Copy out the items line for line, starting at the beginning and stopping after the line that contains "calendar-cell: 4Sunrise: 6:17", with that line included.

__Box annotation data__

----

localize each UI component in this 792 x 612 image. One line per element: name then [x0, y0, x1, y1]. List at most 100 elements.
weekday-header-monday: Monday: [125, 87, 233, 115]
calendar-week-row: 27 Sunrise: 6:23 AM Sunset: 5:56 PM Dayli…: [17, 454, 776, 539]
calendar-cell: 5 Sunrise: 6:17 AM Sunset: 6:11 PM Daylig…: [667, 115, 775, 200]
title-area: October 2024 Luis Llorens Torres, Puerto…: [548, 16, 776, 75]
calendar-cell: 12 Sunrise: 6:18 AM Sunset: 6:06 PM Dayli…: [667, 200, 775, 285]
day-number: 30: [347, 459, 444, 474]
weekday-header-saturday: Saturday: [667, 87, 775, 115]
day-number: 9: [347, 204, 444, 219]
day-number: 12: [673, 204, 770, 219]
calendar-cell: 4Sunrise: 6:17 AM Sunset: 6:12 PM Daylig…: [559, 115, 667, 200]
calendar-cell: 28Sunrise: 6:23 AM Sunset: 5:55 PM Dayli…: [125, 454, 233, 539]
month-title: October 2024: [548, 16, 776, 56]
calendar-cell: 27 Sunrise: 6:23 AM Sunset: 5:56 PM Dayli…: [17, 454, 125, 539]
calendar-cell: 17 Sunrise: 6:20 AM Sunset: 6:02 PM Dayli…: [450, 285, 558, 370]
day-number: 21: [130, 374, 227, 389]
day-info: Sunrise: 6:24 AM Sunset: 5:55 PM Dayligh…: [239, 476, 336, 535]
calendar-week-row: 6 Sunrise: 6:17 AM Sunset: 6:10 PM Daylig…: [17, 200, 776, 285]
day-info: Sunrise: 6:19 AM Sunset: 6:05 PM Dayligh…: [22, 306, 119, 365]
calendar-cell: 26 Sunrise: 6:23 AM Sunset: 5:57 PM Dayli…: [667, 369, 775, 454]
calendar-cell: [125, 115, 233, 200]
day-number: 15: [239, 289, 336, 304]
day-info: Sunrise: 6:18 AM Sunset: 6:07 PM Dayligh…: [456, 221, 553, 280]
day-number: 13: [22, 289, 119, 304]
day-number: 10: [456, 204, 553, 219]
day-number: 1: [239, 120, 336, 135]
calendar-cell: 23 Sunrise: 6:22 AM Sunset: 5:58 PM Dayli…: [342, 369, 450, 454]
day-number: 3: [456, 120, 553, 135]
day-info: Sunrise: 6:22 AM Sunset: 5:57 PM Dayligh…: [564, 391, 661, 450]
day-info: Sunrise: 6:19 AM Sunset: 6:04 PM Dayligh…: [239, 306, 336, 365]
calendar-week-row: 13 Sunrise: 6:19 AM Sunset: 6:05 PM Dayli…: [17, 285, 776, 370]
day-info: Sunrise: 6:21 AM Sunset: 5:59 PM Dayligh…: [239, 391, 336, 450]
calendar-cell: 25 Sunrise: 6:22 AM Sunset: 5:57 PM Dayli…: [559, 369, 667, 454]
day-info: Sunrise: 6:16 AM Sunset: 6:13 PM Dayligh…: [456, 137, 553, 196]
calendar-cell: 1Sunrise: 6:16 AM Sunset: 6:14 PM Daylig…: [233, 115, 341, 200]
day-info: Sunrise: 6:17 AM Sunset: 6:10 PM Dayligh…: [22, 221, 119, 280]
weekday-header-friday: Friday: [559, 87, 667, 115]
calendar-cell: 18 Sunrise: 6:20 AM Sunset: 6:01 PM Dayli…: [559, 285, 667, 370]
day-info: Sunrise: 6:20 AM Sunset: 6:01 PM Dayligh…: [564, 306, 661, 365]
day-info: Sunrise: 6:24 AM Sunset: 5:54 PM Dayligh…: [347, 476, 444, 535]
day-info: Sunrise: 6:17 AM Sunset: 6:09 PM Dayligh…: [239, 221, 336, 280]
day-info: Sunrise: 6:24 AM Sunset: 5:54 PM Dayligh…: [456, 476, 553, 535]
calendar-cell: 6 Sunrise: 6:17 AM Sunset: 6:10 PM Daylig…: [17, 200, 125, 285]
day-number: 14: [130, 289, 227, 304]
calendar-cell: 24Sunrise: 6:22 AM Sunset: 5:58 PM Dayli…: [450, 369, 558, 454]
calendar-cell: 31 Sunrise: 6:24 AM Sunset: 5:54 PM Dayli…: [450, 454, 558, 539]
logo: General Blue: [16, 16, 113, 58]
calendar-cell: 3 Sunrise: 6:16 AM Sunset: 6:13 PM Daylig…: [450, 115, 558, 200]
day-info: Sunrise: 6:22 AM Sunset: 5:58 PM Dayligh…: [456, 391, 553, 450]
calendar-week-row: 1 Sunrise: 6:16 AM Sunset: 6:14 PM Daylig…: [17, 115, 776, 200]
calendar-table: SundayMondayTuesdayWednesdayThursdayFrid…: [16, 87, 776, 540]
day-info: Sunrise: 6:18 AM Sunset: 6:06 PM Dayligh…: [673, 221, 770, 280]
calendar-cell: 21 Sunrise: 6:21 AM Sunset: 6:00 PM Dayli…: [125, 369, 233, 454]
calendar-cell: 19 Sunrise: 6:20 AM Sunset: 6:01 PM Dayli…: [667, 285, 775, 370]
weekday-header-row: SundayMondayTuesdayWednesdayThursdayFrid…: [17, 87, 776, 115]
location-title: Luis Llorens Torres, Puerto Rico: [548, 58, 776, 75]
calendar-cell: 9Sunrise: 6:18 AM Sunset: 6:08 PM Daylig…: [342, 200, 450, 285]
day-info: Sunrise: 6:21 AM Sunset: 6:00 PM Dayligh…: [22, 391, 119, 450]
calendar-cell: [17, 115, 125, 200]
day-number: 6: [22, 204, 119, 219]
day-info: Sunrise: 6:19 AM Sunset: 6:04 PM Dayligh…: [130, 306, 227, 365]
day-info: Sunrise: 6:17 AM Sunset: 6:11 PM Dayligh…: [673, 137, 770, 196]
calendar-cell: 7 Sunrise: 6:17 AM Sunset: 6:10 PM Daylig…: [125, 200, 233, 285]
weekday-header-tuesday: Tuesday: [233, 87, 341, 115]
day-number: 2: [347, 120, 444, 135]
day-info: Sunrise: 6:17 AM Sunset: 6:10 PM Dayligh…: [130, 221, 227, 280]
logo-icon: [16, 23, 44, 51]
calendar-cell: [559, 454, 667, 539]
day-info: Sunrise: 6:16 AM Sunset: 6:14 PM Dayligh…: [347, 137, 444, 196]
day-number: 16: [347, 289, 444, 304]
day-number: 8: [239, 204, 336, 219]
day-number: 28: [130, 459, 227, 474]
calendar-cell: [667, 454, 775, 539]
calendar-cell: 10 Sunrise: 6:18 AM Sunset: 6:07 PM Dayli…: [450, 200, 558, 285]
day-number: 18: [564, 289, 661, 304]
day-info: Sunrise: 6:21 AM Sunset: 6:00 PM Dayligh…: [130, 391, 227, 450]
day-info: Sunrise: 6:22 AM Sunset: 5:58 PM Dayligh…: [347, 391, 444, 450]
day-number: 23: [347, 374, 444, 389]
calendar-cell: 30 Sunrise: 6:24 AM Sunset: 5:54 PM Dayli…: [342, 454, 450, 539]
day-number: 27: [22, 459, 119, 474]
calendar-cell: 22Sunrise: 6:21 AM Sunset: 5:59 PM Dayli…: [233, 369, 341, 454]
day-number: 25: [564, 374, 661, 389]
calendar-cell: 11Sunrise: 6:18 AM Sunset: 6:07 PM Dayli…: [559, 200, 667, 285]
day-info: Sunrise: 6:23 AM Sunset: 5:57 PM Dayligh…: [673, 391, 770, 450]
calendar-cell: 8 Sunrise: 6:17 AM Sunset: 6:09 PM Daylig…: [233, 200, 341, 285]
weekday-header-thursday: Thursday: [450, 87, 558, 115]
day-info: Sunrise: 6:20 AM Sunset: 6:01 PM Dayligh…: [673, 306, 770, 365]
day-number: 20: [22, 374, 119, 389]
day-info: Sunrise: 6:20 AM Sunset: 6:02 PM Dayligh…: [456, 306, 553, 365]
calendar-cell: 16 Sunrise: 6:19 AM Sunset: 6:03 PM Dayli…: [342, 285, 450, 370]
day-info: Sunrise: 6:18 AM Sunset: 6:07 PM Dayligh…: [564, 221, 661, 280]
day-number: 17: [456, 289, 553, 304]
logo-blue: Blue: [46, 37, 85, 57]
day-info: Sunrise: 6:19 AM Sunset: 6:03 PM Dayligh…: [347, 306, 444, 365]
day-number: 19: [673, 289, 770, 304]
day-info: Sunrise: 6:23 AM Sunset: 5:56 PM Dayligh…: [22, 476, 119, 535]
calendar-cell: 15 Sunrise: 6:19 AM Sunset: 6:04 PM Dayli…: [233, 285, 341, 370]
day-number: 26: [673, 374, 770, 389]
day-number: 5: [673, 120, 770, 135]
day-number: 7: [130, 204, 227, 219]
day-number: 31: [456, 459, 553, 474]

----

__Output of the task__
localize each UI component in this 792 x 612 image. One line per element: name then [x0, y0, x1, y1]. List at most 100 elements.
weekday-header-monday: Monday: [125, 87, 233, 115]
calendar-week-row: 27 Sunrise: 6:23 AM Sunset: 5:56 PM Dayli…: [17, 454, 776, 539]
calendar-cell: 5 Sunrise: 6:17 AM Sunset: 6:11 PM Daylig…: [667, 115, 775, 200]
title-area: October 2024 Luis Llorens Torres, Puerto…: [548, 16, 776, 75]
calendar-cell: 12 Sunrise: 6:18 AM Sunset: 6:06 PM Dayli…: [667, 200, 775, 285]
day-number: 30: [347, 459, 444, 474]
weekday-header-saturday: Saturday: [667, 87, 775, 115]
day-number: 9: [347, 204, 444, 219]
day-number: 12: [673, 204, 770, 219]
calendar-cell: 4Sunrise: 6:17 AM Sunset: 6:12 PM Daylig…: [559, 115, 667, 200]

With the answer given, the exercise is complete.